| EXERCISE GOAL |
Gather each line of the entries below that includes "nebo".

| DATA PROVIDED |
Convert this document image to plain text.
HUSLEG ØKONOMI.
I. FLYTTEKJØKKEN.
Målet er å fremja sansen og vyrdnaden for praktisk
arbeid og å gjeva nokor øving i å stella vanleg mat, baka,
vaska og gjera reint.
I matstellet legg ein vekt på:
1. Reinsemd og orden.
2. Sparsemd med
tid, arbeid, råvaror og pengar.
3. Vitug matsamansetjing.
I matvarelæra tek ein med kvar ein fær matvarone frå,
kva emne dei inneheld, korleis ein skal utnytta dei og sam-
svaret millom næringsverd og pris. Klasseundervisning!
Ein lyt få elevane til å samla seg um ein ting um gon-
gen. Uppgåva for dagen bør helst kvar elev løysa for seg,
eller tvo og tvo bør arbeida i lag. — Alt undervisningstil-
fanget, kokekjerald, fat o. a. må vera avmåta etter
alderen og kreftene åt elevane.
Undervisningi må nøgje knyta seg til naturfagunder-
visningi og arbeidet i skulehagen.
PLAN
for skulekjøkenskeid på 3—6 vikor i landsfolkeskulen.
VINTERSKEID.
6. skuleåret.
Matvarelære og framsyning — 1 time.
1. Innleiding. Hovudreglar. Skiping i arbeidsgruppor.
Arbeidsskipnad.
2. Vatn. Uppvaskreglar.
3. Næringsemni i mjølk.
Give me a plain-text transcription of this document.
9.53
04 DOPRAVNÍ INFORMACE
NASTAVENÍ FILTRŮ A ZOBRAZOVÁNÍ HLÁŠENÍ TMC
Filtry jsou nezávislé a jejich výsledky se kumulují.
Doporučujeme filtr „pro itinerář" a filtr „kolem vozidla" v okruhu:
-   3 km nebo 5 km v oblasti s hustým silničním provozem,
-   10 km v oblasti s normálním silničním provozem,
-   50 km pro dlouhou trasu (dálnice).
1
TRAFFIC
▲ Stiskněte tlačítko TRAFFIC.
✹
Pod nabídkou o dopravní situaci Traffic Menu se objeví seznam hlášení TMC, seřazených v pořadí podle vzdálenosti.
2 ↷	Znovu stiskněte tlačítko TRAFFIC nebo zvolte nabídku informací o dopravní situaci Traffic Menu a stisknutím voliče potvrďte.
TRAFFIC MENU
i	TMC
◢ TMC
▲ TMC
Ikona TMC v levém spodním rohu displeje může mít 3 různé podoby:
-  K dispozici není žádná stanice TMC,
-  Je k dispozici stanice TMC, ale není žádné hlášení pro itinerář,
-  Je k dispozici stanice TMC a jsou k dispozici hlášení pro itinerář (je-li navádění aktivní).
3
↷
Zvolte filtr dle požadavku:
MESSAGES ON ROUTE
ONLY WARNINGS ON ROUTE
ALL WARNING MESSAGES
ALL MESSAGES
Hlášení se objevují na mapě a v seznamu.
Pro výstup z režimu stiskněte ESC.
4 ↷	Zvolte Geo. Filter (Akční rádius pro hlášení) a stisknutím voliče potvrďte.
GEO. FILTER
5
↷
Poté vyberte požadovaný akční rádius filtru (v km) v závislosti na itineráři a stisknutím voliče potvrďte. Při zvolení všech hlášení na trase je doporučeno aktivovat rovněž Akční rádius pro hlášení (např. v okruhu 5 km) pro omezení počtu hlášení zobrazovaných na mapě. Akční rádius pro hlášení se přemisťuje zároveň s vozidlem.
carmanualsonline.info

| FINAL RESULT |
-   3 km nebo 5 km v oblasti s hustým silničním provozem,
2 ↷	Znovu stiskněte tlačítko TRAFFIC nebo zvolte nabídku informací o dopravní situaci Traffic Menu a stisknutím voliče potvrďte.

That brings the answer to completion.